**Task requirements**. Scan each line of the records for the word "color" and extract the ones that have it.

** START OF Records to use **

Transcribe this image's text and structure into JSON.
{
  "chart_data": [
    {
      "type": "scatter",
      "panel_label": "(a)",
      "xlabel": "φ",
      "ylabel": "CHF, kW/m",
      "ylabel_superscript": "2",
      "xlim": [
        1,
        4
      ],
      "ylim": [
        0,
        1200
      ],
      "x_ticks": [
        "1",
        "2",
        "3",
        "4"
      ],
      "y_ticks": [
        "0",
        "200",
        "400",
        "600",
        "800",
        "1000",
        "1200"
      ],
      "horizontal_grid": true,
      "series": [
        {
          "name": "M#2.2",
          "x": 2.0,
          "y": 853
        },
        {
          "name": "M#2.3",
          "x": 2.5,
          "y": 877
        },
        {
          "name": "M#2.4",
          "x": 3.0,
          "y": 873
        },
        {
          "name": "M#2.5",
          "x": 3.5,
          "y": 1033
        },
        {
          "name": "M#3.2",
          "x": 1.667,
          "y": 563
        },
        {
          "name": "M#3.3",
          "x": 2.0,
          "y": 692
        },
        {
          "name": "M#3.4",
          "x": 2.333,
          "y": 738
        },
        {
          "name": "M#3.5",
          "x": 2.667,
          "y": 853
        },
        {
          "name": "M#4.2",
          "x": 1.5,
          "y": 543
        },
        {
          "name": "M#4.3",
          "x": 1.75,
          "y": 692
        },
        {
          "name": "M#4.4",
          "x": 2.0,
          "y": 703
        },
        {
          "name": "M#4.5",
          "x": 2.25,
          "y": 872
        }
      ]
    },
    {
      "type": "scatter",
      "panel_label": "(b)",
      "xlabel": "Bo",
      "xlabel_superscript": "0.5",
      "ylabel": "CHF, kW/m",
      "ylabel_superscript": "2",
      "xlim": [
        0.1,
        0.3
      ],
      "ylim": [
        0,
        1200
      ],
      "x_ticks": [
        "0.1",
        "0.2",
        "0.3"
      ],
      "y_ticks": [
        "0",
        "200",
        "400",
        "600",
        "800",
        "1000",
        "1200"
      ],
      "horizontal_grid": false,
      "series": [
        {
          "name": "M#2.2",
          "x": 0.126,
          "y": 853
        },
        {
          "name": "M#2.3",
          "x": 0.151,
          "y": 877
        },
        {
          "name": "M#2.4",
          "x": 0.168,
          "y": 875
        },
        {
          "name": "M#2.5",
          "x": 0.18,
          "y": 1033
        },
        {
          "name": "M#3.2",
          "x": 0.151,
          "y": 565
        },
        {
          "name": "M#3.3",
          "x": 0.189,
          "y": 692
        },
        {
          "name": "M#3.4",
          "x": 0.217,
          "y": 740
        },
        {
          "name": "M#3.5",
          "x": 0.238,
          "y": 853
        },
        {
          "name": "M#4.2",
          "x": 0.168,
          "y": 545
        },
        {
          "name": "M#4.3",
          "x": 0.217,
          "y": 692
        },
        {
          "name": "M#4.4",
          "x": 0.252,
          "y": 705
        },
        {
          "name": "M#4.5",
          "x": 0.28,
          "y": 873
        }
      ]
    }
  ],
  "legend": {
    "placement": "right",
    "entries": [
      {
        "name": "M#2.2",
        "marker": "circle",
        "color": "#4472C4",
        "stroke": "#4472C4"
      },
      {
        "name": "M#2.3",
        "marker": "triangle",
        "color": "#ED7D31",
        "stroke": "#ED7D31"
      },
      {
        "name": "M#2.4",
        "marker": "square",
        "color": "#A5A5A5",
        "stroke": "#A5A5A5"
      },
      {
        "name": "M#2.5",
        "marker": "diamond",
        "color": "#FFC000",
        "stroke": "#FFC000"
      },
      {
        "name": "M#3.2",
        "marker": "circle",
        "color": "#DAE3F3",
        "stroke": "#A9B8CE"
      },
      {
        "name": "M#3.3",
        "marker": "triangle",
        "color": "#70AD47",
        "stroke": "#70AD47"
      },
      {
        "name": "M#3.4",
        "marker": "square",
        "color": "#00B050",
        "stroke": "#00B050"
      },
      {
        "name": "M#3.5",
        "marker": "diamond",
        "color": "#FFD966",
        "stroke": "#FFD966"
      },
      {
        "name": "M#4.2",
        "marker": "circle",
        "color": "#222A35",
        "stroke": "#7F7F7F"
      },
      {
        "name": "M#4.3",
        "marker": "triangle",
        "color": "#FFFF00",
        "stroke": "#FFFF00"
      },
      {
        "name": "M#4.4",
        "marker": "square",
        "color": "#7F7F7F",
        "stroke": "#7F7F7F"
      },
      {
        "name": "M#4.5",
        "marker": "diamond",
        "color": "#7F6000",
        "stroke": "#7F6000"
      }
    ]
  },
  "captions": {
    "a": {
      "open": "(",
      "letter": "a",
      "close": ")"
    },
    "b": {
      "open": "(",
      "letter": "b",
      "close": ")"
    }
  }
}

** END OF Records to use **

**Worked solution**.
        "color": "#4472C4",
        "color": "#ED7D31",
        "color": "#A5A5A5",
        "color": "#FFC000",
        "color": "#DAE3F3",
        "color": "#70AD47",
        "color": "#00B050",
        "color": "#FFD966",
        "color": "#222A35",
        "color": "#FFFF00",
        "color": "#7F7F7F",
        "color": "#7F6000",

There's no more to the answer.